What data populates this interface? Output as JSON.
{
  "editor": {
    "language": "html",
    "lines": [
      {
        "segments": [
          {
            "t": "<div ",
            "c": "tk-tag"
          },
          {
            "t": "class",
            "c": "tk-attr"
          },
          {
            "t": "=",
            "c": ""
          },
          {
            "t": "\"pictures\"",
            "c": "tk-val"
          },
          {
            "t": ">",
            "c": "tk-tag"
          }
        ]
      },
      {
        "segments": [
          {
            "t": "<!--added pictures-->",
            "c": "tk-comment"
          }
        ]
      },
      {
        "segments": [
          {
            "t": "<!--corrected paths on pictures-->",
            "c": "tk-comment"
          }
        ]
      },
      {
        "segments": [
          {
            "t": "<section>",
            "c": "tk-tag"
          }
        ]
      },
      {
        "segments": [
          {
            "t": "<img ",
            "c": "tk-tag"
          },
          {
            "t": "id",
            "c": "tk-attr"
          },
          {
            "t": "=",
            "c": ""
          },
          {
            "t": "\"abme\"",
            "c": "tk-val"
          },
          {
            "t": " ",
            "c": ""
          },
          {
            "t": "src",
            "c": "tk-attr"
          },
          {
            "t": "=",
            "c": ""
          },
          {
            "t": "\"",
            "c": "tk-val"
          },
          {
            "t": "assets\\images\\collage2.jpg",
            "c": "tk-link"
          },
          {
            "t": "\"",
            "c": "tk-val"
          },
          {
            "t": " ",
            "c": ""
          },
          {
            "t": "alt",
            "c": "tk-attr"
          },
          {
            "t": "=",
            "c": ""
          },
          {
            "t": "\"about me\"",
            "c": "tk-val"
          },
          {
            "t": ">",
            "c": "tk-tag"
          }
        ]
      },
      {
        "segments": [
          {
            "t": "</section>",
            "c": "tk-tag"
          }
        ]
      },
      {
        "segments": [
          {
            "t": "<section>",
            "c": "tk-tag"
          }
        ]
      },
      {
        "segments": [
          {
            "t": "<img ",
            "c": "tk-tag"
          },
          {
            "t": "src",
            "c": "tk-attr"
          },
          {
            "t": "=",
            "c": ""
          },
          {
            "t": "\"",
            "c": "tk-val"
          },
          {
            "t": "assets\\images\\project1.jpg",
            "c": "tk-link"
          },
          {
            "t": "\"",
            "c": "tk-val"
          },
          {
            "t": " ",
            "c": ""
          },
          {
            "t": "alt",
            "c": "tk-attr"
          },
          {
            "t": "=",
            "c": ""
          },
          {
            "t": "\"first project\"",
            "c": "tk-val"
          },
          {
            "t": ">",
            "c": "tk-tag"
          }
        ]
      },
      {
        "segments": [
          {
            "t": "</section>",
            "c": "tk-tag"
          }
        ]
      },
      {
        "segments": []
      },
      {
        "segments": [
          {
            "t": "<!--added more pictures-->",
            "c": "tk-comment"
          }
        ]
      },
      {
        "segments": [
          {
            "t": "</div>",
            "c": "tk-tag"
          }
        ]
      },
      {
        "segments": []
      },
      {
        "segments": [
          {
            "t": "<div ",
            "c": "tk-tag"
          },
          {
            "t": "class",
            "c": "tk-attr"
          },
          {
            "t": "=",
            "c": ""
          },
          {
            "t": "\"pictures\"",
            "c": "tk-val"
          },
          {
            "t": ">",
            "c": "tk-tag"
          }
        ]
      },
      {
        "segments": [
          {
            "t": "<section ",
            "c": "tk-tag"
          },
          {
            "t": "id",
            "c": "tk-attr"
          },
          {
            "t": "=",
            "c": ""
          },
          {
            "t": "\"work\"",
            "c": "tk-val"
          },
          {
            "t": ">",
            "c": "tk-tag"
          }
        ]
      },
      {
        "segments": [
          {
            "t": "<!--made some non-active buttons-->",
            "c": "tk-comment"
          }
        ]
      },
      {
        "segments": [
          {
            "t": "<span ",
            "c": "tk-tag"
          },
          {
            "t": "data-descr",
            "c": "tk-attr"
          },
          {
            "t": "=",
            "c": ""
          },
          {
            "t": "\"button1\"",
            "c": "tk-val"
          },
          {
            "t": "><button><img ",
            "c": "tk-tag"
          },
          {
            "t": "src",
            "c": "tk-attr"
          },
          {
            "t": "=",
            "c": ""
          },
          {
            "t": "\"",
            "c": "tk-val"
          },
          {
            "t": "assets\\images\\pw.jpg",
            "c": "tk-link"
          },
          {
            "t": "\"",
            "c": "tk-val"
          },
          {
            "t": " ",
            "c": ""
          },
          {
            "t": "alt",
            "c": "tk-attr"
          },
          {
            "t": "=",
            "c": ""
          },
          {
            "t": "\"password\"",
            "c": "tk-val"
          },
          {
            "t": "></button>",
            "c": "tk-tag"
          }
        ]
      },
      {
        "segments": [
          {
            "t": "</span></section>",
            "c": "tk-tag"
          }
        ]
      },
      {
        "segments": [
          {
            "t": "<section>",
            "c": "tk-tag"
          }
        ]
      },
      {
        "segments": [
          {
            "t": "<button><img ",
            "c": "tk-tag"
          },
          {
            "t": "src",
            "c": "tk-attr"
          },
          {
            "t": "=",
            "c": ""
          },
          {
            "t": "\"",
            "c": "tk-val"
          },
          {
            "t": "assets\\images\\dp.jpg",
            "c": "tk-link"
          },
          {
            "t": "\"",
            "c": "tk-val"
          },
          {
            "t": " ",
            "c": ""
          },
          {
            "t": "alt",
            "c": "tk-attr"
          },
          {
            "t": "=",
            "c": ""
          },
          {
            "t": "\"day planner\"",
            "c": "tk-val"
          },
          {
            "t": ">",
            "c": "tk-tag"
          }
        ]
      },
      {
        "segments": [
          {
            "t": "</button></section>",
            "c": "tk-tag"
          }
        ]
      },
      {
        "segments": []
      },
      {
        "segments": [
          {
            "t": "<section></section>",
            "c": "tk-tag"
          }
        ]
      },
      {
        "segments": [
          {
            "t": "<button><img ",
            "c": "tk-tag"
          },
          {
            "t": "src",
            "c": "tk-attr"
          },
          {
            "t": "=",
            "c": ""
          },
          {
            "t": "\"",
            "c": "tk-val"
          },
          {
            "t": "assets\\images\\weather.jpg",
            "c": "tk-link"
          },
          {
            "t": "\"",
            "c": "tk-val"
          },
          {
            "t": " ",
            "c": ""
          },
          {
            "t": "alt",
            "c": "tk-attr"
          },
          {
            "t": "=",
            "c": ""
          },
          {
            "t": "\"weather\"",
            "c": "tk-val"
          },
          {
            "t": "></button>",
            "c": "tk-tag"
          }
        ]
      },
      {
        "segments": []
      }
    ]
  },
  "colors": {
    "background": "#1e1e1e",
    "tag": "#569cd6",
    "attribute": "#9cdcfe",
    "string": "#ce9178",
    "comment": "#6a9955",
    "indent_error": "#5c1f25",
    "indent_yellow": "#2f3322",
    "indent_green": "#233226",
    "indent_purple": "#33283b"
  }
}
● ● ●
PROBLEM DETAILS => Copy every line that includes the string "data" from the material above.

ANSWER =>
What data populates this interface? Output as JSON.
            "t": "data-descr",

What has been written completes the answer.